* [Exercise details]: Search the data for the string "Amortización" and gather each line it is in.

* [Data provided]:

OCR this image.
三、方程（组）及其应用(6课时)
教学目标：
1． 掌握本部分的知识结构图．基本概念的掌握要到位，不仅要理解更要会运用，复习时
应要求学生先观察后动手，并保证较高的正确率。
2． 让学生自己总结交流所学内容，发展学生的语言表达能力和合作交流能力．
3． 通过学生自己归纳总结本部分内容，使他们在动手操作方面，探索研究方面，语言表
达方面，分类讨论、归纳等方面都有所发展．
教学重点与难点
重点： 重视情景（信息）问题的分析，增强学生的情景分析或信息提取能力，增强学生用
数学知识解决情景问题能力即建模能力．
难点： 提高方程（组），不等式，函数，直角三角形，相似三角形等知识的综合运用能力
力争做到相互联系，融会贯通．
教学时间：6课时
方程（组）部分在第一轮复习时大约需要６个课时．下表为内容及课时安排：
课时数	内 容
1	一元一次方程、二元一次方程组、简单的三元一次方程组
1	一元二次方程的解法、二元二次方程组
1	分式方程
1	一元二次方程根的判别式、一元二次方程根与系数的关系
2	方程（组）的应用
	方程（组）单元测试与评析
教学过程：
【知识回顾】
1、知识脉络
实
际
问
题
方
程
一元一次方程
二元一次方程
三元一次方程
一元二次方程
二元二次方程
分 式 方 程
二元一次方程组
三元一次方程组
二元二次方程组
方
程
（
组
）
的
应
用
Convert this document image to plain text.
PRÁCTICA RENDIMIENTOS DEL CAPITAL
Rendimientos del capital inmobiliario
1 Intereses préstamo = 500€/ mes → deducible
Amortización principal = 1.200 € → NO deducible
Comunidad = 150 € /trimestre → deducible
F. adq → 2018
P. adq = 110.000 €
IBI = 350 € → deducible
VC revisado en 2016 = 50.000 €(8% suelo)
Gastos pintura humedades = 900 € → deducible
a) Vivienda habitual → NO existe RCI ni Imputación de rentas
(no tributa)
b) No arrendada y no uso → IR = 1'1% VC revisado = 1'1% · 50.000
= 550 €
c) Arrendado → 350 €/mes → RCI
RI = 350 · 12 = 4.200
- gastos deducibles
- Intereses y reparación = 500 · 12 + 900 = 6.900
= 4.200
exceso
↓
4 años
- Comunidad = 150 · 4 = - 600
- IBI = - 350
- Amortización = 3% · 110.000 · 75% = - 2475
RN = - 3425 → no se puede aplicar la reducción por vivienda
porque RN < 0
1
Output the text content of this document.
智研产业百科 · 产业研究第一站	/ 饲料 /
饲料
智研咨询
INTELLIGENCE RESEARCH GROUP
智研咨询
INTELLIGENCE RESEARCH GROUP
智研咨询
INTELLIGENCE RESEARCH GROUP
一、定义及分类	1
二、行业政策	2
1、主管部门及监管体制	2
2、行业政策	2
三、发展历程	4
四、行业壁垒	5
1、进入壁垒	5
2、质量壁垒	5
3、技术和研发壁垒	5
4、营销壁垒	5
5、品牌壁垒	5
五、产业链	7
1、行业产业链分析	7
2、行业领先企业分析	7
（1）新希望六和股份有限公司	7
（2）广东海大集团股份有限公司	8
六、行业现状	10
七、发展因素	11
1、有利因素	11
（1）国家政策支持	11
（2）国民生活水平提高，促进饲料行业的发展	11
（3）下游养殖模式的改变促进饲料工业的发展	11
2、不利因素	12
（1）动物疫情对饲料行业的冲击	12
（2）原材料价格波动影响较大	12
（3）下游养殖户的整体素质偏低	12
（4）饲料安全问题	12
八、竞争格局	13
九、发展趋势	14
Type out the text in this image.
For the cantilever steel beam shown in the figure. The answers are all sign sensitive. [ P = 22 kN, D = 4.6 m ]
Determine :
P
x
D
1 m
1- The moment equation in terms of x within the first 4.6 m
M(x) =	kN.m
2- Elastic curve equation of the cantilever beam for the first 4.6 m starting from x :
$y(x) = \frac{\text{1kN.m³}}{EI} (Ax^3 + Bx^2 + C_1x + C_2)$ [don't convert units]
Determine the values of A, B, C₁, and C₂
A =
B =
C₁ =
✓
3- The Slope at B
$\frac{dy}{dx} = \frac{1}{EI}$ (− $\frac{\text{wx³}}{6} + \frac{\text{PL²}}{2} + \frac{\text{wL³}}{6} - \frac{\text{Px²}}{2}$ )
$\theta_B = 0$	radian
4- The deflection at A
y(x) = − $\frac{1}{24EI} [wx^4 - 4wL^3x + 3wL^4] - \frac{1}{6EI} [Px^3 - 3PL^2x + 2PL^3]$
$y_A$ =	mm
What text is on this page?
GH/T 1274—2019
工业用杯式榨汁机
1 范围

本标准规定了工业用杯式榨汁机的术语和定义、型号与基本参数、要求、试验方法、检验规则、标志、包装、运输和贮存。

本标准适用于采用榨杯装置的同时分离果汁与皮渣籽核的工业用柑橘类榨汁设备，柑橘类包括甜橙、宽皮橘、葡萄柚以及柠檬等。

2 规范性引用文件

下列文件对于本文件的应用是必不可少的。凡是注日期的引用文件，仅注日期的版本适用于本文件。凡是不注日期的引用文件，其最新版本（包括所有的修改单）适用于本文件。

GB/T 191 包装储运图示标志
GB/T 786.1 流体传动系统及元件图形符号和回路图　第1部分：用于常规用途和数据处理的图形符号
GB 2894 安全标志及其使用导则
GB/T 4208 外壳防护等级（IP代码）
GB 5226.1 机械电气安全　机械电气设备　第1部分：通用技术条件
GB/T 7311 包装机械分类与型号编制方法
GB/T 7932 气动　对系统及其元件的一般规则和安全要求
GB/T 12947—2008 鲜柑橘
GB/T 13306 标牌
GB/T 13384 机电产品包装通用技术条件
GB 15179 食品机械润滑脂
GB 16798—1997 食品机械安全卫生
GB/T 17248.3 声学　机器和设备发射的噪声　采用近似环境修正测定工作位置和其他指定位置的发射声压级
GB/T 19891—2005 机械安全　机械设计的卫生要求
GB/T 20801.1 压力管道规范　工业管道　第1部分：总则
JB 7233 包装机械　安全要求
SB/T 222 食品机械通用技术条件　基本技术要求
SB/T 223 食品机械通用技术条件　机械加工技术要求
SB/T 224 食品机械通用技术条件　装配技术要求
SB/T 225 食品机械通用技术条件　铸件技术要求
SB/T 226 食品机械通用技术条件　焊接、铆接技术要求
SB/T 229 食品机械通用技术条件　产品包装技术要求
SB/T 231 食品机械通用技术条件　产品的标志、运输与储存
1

* [Completed exercise]:
Amortización principal = 1.200 € → NO deducible
- Amortización = 3% · 110.000 · 75% = - 2475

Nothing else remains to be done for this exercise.